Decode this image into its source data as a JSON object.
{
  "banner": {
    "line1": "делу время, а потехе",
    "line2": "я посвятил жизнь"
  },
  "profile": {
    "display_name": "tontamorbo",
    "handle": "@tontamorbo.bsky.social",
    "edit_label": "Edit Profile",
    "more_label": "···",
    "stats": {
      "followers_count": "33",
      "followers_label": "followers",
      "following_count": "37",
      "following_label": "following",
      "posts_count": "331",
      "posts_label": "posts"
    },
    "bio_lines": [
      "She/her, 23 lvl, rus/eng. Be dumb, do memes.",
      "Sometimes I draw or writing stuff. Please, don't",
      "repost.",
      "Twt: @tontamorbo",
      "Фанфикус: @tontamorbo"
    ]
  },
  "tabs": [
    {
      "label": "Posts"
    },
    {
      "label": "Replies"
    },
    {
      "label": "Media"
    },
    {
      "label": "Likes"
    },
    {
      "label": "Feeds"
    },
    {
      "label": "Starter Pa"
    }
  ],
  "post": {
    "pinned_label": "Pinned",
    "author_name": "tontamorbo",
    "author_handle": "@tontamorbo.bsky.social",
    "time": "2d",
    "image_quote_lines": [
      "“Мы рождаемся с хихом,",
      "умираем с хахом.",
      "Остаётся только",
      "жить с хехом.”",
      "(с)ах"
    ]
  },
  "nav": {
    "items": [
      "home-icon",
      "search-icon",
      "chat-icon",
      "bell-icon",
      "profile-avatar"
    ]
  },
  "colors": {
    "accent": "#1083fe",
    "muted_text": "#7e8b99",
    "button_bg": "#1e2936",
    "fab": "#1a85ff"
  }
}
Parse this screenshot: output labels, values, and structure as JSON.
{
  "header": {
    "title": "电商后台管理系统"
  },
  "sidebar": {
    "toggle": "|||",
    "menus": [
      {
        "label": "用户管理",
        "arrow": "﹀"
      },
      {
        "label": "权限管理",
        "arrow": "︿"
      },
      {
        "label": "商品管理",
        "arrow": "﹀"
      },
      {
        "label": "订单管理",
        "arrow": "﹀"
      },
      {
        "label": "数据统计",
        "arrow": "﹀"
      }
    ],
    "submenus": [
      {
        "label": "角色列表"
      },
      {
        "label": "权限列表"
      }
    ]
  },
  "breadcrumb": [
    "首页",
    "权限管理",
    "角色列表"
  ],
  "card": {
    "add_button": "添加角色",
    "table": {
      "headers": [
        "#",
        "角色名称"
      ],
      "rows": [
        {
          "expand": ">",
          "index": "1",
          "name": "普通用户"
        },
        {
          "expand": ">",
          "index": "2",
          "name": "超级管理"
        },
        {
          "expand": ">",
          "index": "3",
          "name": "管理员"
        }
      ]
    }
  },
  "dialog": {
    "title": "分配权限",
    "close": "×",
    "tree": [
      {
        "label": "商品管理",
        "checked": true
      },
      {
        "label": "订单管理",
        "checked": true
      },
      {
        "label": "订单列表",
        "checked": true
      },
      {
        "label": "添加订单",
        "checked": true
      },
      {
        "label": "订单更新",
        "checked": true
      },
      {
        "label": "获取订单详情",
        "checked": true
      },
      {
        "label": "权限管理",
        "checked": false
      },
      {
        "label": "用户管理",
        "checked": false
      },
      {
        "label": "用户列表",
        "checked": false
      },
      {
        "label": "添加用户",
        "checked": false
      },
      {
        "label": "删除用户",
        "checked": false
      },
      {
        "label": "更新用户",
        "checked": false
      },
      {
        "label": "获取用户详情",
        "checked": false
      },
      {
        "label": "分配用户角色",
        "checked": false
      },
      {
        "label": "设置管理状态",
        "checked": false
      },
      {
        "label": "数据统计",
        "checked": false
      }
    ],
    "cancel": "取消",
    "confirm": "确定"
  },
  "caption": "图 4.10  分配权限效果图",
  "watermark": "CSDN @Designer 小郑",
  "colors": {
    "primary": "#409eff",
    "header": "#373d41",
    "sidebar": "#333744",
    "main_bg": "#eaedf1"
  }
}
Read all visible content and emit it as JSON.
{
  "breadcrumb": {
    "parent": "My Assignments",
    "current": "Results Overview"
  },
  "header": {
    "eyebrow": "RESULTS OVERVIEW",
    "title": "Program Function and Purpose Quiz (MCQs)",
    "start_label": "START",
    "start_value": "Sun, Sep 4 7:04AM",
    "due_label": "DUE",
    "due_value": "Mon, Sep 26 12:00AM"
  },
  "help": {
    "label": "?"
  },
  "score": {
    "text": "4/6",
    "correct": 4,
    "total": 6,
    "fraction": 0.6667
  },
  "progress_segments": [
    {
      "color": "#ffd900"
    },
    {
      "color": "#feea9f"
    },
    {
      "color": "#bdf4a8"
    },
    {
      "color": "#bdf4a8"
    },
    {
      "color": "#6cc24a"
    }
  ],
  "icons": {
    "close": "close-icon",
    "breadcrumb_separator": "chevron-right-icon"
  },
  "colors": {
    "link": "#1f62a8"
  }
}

= = = =

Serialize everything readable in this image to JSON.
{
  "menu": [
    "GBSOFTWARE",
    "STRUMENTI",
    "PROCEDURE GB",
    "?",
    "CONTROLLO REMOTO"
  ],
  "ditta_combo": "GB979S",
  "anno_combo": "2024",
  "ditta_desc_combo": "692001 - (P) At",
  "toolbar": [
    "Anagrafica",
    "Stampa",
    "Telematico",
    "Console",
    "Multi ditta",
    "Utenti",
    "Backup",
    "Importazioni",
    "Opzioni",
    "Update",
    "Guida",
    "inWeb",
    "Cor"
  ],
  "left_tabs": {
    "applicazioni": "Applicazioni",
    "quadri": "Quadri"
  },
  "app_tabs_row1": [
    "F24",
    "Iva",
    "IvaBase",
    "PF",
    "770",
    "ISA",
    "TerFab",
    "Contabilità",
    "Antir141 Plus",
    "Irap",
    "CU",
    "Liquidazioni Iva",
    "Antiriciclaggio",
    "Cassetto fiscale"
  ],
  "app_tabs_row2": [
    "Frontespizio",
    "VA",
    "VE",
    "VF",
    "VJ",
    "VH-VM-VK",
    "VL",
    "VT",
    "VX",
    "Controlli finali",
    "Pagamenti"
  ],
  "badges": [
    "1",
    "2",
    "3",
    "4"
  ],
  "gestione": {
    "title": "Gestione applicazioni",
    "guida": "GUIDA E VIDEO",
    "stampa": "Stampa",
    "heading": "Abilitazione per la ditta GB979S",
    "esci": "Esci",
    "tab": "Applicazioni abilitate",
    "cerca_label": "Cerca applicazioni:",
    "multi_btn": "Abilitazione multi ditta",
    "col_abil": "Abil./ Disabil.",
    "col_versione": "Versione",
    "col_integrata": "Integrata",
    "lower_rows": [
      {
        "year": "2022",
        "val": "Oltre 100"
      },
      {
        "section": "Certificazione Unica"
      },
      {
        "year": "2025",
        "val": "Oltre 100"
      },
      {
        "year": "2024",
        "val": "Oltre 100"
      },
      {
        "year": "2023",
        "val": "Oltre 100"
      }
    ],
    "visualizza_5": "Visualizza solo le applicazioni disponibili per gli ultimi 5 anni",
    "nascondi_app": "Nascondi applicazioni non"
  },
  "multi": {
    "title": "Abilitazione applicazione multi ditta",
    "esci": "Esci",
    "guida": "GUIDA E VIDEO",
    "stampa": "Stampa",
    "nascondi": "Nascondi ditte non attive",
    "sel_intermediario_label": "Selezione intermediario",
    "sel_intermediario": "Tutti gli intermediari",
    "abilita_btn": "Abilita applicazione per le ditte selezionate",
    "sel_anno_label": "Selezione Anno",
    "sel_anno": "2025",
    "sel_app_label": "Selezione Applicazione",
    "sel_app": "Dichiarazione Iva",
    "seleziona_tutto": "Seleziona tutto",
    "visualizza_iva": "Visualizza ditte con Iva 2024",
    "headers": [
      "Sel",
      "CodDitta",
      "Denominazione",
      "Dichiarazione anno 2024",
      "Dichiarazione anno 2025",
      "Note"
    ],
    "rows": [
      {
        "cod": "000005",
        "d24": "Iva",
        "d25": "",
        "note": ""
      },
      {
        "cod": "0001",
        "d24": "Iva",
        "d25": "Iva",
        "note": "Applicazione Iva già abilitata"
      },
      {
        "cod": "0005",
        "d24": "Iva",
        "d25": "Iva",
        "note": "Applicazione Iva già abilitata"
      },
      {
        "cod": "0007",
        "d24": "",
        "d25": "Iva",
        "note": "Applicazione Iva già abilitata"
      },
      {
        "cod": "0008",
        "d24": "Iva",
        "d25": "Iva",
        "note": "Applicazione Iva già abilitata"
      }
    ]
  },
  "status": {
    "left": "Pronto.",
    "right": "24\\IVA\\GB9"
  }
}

= = = =

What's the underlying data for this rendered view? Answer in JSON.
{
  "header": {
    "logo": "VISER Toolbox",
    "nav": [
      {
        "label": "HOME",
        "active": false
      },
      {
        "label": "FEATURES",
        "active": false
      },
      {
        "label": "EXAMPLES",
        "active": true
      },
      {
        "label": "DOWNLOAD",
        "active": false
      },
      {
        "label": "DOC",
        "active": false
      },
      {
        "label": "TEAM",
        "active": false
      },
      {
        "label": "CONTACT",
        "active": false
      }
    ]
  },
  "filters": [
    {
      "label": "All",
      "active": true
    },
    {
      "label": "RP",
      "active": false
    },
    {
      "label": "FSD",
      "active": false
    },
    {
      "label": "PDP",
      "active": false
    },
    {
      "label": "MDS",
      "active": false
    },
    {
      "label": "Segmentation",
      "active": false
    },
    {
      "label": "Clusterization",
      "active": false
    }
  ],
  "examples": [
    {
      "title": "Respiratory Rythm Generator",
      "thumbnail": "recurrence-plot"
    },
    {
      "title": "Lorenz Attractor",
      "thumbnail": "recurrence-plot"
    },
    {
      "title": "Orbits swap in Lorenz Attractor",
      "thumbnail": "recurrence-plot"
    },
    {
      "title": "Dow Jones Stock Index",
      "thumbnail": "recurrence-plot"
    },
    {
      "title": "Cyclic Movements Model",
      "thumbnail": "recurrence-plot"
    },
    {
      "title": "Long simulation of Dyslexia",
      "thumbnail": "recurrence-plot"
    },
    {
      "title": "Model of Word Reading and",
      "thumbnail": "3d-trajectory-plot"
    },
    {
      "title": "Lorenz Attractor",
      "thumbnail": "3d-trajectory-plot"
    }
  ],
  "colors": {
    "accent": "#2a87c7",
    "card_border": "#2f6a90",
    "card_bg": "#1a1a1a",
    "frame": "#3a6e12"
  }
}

= = = =

Find each line holding "data". Copy it out.

Decode this image into its source data as a JSON object.
What's the underlying data for this rendered view? Answer in JSON.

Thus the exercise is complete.